**SUPPLIED RECORDS:**
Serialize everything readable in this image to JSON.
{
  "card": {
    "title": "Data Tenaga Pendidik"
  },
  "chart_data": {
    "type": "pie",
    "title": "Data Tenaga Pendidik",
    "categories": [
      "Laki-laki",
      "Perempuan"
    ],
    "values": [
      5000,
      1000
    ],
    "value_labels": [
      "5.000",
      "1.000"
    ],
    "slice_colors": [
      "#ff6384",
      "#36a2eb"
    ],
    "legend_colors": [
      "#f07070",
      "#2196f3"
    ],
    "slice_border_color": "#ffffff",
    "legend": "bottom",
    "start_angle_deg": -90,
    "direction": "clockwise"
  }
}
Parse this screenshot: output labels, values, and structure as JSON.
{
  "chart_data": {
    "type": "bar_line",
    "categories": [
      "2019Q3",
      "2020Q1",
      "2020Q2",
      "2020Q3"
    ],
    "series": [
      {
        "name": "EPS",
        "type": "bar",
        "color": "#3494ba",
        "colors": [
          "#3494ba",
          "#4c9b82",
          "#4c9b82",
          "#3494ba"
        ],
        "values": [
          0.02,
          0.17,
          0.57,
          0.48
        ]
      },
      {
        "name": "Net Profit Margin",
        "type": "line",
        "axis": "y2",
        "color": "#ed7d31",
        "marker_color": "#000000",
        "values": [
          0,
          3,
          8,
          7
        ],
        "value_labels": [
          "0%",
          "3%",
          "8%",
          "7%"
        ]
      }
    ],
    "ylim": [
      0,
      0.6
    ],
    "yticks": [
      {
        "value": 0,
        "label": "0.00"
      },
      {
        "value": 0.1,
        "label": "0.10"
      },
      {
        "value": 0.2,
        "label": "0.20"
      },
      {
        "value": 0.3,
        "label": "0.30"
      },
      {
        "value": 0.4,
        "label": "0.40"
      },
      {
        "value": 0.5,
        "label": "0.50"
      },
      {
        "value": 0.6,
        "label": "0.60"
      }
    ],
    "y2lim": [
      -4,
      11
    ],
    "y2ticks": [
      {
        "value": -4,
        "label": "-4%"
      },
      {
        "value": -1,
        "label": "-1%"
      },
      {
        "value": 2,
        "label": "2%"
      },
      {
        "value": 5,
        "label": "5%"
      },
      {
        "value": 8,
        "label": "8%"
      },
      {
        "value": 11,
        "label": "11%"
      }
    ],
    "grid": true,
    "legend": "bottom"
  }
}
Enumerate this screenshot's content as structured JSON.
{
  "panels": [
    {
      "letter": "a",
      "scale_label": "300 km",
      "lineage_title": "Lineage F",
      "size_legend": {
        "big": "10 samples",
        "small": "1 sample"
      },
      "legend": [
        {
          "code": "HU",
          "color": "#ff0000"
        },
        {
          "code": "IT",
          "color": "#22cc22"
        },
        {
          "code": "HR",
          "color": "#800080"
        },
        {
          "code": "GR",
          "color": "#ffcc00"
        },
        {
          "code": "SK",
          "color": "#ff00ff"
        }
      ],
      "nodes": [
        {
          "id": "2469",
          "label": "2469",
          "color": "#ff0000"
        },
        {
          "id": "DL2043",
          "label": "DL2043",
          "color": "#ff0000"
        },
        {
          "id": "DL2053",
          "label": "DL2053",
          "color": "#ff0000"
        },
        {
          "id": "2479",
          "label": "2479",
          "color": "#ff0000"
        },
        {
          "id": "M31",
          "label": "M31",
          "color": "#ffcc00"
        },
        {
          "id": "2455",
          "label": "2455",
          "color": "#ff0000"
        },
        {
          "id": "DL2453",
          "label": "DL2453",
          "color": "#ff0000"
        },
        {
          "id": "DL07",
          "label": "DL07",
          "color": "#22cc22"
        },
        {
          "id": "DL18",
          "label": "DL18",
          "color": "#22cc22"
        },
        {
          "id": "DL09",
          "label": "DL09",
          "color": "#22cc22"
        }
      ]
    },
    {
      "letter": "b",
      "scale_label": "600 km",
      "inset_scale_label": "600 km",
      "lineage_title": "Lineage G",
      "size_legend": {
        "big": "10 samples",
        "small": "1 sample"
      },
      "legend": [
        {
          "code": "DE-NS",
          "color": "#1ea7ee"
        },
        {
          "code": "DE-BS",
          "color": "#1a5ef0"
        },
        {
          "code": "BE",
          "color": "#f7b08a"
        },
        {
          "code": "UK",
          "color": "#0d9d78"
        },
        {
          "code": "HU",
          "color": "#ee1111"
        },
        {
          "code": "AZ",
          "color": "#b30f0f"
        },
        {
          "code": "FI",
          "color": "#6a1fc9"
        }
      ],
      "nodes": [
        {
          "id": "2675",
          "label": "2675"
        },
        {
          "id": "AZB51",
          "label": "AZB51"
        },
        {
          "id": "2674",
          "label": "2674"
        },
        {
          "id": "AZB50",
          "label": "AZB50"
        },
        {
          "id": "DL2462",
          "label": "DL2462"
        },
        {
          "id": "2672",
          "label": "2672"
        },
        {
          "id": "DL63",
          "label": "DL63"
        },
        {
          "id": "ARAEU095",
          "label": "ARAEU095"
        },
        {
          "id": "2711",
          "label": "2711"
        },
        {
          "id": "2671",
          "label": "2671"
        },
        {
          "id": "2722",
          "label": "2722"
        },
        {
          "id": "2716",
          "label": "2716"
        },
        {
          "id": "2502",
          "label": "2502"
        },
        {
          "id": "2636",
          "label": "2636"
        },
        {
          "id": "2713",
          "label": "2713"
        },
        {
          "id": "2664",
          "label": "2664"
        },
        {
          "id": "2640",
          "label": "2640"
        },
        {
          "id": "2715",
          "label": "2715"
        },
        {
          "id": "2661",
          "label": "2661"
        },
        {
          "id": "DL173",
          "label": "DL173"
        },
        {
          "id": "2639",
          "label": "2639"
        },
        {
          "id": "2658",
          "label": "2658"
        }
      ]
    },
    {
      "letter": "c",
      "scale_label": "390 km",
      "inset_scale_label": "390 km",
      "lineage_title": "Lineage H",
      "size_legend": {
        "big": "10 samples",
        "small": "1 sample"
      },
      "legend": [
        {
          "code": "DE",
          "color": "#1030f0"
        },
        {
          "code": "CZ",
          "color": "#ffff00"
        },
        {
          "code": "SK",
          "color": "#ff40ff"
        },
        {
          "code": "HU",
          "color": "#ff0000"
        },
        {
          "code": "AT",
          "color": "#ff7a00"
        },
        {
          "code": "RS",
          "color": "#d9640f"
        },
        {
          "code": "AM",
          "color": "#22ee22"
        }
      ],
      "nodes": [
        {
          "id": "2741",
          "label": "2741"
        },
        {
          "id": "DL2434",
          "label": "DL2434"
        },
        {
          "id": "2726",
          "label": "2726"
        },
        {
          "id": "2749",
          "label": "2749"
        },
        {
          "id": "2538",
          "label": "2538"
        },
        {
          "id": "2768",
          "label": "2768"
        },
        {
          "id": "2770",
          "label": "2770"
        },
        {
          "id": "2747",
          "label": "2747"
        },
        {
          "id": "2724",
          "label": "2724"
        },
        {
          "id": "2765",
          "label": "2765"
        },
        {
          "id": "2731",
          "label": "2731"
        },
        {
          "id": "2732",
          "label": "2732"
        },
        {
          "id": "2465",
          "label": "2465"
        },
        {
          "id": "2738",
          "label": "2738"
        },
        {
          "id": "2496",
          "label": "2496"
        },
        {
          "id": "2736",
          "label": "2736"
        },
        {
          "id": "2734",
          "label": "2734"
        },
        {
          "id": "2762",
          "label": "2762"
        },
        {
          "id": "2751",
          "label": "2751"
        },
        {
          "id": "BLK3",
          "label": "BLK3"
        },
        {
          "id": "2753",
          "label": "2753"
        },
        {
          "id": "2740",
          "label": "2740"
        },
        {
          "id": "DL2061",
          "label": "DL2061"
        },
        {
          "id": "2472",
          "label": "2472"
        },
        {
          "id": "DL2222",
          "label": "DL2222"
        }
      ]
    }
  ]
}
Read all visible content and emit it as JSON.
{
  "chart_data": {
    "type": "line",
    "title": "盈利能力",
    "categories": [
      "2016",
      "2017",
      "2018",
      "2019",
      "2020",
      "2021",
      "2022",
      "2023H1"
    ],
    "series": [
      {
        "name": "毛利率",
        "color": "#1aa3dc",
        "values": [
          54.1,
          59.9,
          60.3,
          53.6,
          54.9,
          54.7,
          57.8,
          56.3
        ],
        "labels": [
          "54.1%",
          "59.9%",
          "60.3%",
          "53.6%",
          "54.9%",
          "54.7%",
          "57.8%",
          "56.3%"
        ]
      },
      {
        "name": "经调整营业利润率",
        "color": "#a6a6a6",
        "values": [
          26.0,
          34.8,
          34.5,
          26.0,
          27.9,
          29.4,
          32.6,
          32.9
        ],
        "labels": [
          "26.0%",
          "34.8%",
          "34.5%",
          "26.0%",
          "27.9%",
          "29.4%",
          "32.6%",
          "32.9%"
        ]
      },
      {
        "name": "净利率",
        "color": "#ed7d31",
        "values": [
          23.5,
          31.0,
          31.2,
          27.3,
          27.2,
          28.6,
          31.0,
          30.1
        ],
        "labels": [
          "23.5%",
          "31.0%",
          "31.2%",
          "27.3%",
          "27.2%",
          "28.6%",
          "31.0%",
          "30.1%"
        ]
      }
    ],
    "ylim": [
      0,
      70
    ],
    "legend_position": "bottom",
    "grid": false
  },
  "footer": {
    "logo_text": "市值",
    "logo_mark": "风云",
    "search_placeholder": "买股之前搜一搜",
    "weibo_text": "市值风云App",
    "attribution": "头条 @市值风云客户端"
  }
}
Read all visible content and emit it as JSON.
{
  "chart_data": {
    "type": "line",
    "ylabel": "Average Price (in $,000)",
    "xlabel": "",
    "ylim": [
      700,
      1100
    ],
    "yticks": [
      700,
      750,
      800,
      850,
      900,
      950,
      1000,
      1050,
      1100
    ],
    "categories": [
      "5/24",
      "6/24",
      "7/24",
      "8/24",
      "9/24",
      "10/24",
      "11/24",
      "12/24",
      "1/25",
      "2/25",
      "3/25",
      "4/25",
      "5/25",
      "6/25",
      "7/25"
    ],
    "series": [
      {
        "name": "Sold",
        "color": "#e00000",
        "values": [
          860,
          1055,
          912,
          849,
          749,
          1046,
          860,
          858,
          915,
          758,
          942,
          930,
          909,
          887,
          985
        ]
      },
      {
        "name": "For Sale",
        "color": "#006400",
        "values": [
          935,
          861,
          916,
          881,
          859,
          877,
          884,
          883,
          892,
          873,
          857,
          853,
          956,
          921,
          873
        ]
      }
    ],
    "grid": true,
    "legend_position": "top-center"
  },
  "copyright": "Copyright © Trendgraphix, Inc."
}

**STATED GOAL:** Select every line in the records above that contains the word "this".

**RESPONSE BELOW:**
Serialize everything readable in this image to JSON.
Parse this screenshot: output labels, values, and structure as JSON.
Enumerate this screenshot's content as structured JSON.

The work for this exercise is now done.